TASK BRIEF: Only the lines from the one containing "What does this" through the end of the listing below are to be reproduced, exactly as they stand.

EXERCISE INPUTS Block Start

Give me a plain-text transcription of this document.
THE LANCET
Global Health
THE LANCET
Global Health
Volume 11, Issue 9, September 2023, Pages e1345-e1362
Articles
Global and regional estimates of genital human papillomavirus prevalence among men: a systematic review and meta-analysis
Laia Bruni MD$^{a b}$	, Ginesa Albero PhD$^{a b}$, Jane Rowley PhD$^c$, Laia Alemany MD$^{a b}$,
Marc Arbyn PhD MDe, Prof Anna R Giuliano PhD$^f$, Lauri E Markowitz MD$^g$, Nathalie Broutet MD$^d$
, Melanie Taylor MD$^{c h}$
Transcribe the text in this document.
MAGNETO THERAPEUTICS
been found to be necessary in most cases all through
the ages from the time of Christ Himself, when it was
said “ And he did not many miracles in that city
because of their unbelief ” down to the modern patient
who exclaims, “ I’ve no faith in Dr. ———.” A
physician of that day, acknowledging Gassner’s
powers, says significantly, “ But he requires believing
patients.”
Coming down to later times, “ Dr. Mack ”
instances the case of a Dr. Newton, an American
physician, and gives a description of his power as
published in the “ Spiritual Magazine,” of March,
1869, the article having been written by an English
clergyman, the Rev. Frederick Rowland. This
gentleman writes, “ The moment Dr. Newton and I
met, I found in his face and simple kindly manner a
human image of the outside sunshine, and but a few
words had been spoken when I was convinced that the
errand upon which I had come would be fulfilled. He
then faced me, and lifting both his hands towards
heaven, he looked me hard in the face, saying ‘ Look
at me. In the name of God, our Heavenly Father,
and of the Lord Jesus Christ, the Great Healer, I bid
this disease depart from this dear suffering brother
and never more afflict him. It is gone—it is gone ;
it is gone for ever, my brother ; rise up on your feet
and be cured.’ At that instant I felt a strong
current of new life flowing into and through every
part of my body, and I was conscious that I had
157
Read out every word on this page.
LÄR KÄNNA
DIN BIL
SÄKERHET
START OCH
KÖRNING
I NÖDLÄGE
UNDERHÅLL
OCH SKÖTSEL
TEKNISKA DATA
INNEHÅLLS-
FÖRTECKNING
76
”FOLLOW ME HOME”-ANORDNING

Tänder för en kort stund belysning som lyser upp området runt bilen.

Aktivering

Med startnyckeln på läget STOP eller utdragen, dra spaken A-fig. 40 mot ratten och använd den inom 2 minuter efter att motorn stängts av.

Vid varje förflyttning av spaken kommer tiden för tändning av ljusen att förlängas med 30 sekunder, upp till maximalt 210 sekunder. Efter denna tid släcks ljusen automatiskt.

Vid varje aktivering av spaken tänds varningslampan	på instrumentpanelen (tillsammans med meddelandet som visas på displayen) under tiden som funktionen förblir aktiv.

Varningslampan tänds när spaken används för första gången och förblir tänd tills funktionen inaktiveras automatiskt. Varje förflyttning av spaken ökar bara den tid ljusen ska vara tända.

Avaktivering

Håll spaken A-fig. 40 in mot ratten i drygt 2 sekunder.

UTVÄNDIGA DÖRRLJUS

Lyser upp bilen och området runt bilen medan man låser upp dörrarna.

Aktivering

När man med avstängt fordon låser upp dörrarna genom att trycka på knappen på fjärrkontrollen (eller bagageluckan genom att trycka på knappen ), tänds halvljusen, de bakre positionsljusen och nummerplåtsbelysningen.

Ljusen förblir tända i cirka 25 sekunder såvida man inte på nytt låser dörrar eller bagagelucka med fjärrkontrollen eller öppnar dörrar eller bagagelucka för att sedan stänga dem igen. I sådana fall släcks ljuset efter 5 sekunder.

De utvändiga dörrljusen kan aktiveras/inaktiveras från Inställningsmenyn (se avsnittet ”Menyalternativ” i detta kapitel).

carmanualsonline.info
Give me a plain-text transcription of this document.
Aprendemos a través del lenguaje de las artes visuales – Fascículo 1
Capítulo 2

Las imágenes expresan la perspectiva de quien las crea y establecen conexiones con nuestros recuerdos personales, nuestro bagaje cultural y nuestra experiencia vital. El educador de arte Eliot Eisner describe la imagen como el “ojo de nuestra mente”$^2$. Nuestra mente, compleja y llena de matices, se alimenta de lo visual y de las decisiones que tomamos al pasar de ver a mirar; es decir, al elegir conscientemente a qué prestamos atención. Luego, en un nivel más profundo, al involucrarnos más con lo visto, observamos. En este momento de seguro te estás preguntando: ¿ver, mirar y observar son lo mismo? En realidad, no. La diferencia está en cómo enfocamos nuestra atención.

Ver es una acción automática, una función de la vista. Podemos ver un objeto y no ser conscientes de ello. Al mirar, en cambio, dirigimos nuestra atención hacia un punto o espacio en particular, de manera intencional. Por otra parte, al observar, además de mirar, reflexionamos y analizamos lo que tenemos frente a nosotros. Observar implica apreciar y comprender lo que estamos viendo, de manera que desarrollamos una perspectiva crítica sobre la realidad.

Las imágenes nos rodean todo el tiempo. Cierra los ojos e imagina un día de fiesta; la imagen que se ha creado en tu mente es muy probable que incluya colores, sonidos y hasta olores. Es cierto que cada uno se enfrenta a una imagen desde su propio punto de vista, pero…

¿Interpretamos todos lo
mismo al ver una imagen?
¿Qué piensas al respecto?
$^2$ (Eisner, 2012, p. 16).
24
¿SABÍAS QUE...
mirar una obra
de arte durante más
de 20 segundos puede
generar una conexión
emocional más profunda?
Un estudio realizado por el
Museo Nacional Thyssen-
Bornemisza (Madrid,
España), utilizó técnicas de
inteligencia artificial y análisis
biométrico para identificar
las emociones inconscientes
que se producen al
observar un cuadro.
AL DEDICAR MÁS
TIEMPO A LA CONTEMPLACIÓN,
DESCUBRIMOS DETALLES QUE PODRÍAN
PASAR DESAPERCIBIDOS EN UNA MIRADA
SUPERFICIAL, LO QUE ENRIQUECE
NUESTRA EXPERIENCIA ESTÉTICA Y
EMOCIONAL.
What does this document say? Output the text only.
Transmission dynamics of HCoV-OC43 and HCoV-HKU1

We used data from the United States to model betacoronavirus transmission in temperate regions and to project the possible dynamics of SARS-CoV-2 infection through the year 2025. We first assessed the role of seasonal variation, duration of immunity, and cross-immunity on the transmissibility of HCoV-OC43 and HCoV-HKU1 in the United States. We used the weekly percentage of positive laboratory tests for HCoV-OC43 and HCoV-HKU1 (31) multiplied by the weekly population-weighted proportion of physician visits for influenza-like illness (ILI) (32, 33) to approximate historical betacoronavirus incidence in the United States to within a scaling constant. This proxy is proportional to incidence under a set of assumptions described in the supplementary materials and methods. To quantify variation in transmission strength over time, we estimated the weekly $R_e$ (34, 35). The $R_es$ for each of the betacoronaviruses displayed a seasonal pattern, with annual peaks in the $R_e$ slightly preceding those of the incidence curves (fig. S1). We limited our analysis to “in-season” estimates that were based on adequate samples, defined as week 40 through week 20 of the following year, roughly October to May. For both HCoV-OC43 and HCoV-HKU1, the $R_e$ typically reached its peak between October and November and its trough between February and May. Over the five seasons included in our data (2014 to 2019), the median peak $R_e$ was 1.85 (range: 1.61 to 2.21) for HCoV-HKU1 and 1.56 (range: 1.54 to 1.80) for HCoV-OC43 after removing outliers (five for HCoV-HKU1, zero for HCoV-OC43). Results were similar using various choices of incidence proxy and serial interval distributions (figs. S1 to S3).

EXERCISE INPUTS Block End

EXERCISE SOLUTION:
What does this document say? Output the text only.
Transmission dynamics of HCoV-OC43 and HCoV-HKU1

We used data from the United States to model betacoronavirus transmission in temperate regions and to project the possible dynamics of SARS-CoV-2 infection through the year 2025. We first assessed the role of seasonal variation, duration of immunity, and cross-immunity on the transmissibility of HCoV-OC43 and HCoV-HKU1 in the United States. We used the weekly percentage of positive laboratory tests for HCoV-OC43 and HCoV-HKU1 (31) multiplied by the weekly population-weighted proportion of physician visits for influenza-like illness (ILI) (32, 33) to approximate historical betacoronavirus incidence in the United States to within a scaling constant. This proxy is proportional to incidence under a set of assumptions described in the supplementary materials and methods. To quantify variation in transmission strength over time, we estimated the weekly $R_e$ (34, 35). The $R_es$ for each of the betacoronaviruses displayed a seasonal pattern, with annual peaks in the $R_e$ slightly preceding those of the incidence curves (fig. S1). We limited our analysis to “in-season” estimates that were based on adequate samples, defined as week 40 through week 20 of the following year, roughly October to May. For both HCoV-OC43 and HCoV-HKU1, the $R_e$ typically reached its peak between October and November and its trough between February and May. Over the five seasons included in our data (2014 to 2019), the median peak $R_e$ was 1.85 (range: 1.61 to 2.21) for HCoV-HKU1 and 1.56 (range: 1.54 to 1.80) for HCoV-OC43 after removing outliers (five for HCoV-HKU1, zero for HCoV-OC43). Results were similar using various choices of incidence proxy and serial interval distributions (figs. S1 to S3).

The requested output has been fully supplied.